DIRECTION: Return the records that follow unaltered. Omit every picture.

───── RECORDS FOR THIS EXERCISE ─────

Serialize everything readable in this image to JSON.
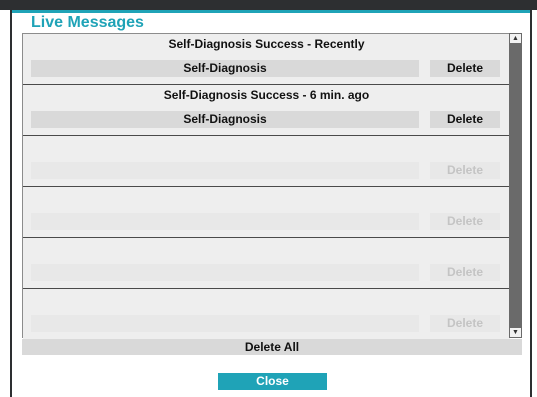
{
  "dialog": {
    "title": "Live Messages",
    "accent_color": "#1fa3b7",
    "frame_color": "#2d2f31"
  },
  "messages": [
    {
      "title": "Self-Diagnosis Success - Recently",
      "action_label": "Self-Diagnosis",
      "delete_label": "Delete"
    },
    {
      "title": "Self-Diagnosis Success - 6 min. ago",
      "action_label": "Self-Diagnosis",
      "delete_label": "Delete"
    },
    {
      "title": "",
      "action_label": "",
      "delete_label": "Delete"
    },
    {
      "title": "",
      "action_label": "",
      "delete_label": "Delete"
    },
    {
      "title": "",
      "action_label": "",
      "delete_label": "Delete"
    },
    {
      "title": "",
      "action_label": "",
      "delete_label": "Delete"
    }
  ],
  "scrollbar": {
    "up_icon": "scroll-up-arrow",
    "down_icon": "scroll-down-arrow"
  },
  "footer": {
    "delete_all_label": "Delete All",
    "close_label": "Close"
  }
}
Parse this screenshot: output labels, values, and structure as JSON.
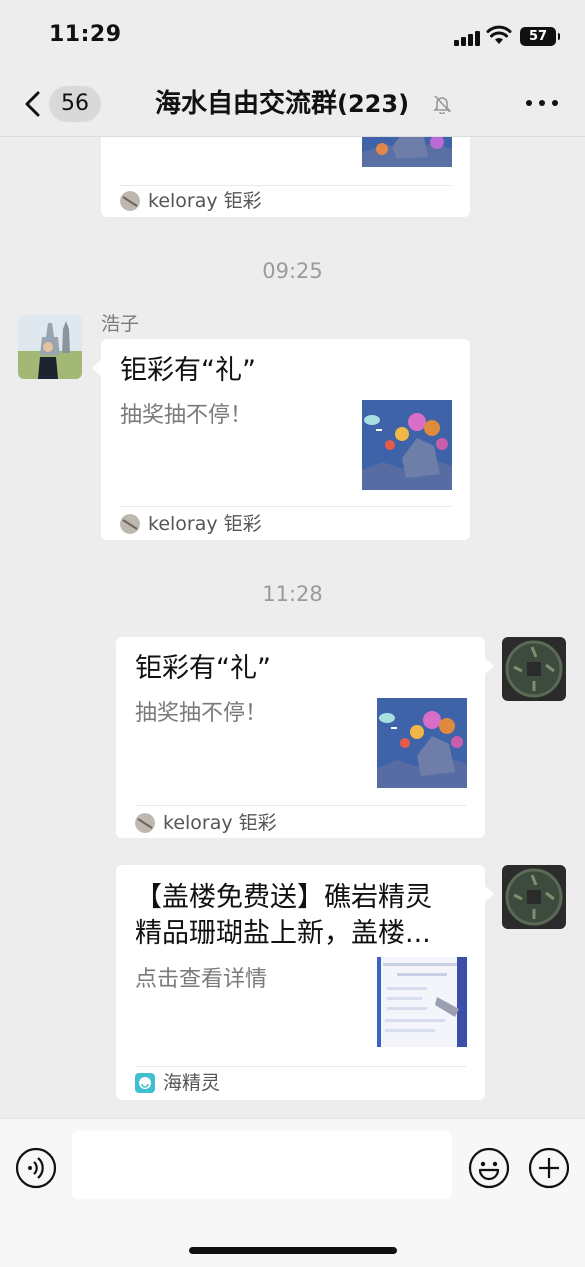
{
  "status_bar": {
    "time": "11:29",
    "battery": "57"
  },
  "nav": {
    "unread_count": "56",
    "title": "海水自由交流群",
    "member_count": "(223)"
  },
  "messages": {
    "card0": {
      "source": "keloray 钜彩"
    },
    "ts1": "09:25",
    "sender1": "浩子",
    "card1": {
      "title": "钜彩有“礼”",
      "desc": "抽奖抽不停！",
      "source": "keloray 钜彩"
    },
    "ts2": "11:28",
    "card2": {
      "title": "钜彩有“礼”",
      "desc": "抽奖抽不停！",
      "source": "keloray 钜彩"
    },
    "card3": {
      "title_line1": "【盖楼免费送】礁岩精灵",
      "title_line2": "精品珊瑚盐上新，盖楼...",
      "desc": "点击查看详情",
      "source": "海精灵"
    }
  },
  "input": {
    "placeholder": ""
  },
  "icons": {
    "back": "chevron-left-icon",
    "mute": "bell-off-icon",
    "more": "more-icon",
    "voice": "voice-icon",
    "emoji": "emoji-icon",
    "plus": "plus-icon"
  }
}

─────

CORRECT OUTPUT:
Serialize everything readable in this image to JSON.
{
  "dialog": {
    "title": "Live Messages",
    "accent_color": "#1fa3b7",
    "frame_color": "#2d2f31"
  },
  "messages": [
    {
      "title": "Self-Diagnosis Success - Recently",
      "action_label": "Self-Diagnosis",
      "delete_label": "Delete"
    },
    {
      "title": "Self-Diagnosis Success - 6 min. ago",
      "action_label": "Self-Diagnosis",
      "delete_label": "Delete"
    },
    {
      "title": "",
      "action_label": "",
      "delete_label": "Delete"
    },
    {
      "title": "",
      "action_label": "",
      "delete_label": "Delete"
    },
    {
      "title": "",
      "action_label": "",
      "delete_label": "Delete"
    },
    {
      "title": "",
      "action_label": "",
      "delete_label": "Delete"
    }
  ],
  "scrollbar": {
    "up_icon": "scroll-up-arrow",
    "down_icon": "scroll-down-arrow"
  },
  "footer": {
    "delete_all_label": "Delete All",
    "close_label": "Close"
  }
}
Parse this screenshot: output labels, values, and structure as JSON.
{
  "status_bar": {
    "time": "11:29",
    "battery": "57"
  },
  "nav": {
    "unread_count": "56",
    "title": "海水自由交流群",
    "member_count": "(223)"
  },
  "messages": {
    "card0": {
      "source": "keloray 钜彩"
    },
    "ts1": "09:25",
    "sender1": "浩子",
    "card1": {
      "title": "钜彩有“礼”",
      "desc": "抽奖抽不停！",
      "source": "keloray 钜彩"
    },
    "ts2": "11:28",
    "card2": {
      "title": "钜彩有“礼”",
      "desc": "抽奖抽不停！",
      "source": "keloray 钜彩"
    },
    "card3": {
      "title_line1": "【盖楼免费送】礁岩精灵",
      "title_line2": "精品珊瑚盐上新，盖楼...",
      "desc": "点击查看详情",
      "source": "海精灵"
    }
  },
  "input": {
    "placeholder": ""
  },
  "icons": {
    "back": "chevron-left-icon",
    "mute": "bell-off-icon",
    "more": "more-icon",
    "voice": "voice-icon",
    "emoji": "emoji-icon",
    "plus": "plus-icon"
  }
}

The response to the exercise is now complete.